*WHAT IS EXPECTED*. From the data that follows, copy every line holding the string "экономика".

*DATA SECTION*.
-=-=-=-=-

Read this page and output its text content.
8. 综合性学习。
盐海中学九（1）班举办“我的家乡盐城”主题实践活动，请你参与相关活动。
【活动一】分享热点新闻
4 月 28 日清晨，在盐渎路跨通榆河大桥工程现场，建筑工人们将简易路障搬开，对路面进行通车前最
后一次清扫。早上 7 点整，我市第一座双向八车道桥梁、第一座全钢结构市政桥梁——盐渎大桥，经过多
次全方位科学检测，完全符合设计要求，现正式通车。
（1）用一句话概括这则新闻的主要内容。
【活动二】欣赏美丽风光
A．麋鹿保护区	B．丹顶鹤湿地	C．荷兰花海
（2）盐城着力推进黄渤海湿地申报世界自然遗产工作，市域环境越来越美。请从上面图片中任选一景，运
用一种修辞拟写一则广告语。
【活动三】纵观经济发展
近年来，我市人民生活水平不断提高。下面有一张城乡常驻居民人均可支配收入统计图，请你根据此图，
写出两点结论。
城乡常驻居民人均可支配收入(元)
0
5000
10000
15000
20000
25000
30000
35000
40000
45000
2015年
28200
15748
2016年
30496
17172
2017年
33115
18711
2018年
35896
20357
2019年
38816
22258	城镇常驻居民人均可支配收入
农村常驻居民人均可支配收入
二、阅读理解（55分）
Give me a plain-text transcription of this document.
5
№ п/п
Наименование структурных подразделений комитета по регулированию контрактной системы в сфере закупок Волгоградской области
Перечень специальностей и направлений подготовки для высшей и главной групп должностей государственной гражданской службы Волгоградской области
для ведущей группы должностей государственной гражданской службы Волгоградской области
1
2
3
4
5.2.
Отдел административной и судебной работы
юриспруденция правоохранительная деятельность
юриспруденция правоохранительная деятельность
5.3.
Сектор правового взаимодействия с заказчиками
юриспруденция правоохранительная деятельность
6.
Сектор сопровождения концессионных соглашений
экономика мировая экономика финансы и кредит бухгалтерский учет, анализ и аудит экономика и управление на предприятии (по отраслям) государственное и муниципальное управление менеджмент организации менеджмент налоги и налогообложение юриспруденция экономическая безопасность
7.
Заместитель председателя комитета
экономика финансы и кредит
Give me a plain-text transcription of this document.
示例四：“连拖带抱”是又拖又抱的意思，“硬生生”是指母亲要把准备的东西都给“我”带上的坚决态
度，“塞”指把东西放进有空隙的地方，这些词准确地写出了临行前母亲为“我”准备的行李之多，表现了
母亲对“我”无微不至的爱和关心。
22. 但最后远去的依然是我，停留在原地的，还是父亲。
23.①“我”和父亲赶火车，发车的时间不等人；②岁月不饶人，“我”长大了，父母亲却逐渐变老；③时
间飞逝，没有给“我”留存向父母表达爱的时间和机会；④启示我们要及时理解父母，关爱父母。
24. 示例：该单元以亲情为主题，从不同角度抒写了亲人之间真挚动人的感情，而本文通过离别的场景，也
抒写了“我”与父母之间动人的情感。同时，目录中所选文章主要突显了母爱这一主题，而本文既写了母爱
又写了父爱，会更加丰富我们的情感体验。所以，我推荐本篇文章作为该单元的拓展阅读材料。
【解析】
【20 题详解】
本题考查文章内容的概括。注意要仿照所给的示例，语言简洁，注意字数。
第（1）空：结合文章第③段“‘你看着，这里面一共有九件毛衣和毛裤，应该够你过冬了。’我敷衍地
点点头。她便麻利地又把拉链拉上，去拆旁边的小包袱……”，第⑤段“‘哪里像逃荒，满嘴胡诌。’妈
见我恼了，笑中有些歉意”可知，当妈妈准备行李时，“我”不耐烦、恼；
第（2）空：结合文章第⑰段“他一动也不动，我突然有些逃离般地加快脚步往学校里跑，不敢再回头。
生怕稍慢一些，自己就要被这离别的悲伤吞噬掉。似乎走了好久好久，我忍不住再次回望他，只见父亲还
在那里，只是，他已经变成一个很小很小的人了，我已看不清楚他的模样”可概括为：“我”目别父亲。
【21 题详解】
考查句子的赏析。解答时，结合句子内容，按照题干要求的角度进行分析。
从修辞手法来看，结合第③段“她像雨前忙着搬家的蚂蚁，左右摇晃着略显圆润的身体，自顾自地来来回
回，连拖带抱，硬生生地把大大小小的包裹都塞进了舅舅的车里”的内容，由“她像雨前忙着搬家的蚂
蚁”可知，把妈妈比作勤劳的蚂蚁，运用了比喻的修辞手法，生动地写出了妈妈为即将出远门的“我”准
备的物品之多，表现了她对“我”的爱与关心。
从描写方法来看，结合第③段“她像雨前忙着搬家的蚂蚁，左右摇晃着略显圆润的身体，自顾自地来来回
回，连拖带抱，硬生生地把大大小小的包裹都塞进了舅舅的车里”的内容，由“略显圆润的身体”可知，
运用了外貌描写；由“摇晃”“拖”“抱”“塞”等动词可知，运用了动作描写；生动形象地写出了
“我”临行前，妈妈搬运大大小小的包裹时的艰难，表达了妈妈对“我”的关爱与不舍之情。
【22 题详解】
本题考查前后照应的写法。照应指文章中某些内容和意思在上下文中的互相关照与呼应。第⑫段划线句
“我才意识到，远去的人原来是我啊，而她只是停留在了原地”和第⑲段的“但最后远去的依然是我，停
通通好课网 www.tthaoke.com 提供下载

-=-=-=-=-

*EXERCISE SOLUTION*.
экономика мировая экономика финансы и кредит бухгалтерский учет, анализ и аудит экономика и управление на предприятии (по отраслям) государственное и муниципальное управление менеджмент организации менеджмент налоги и налогообложение юриспруденция экономическая безопасность
экономика финансы и кредит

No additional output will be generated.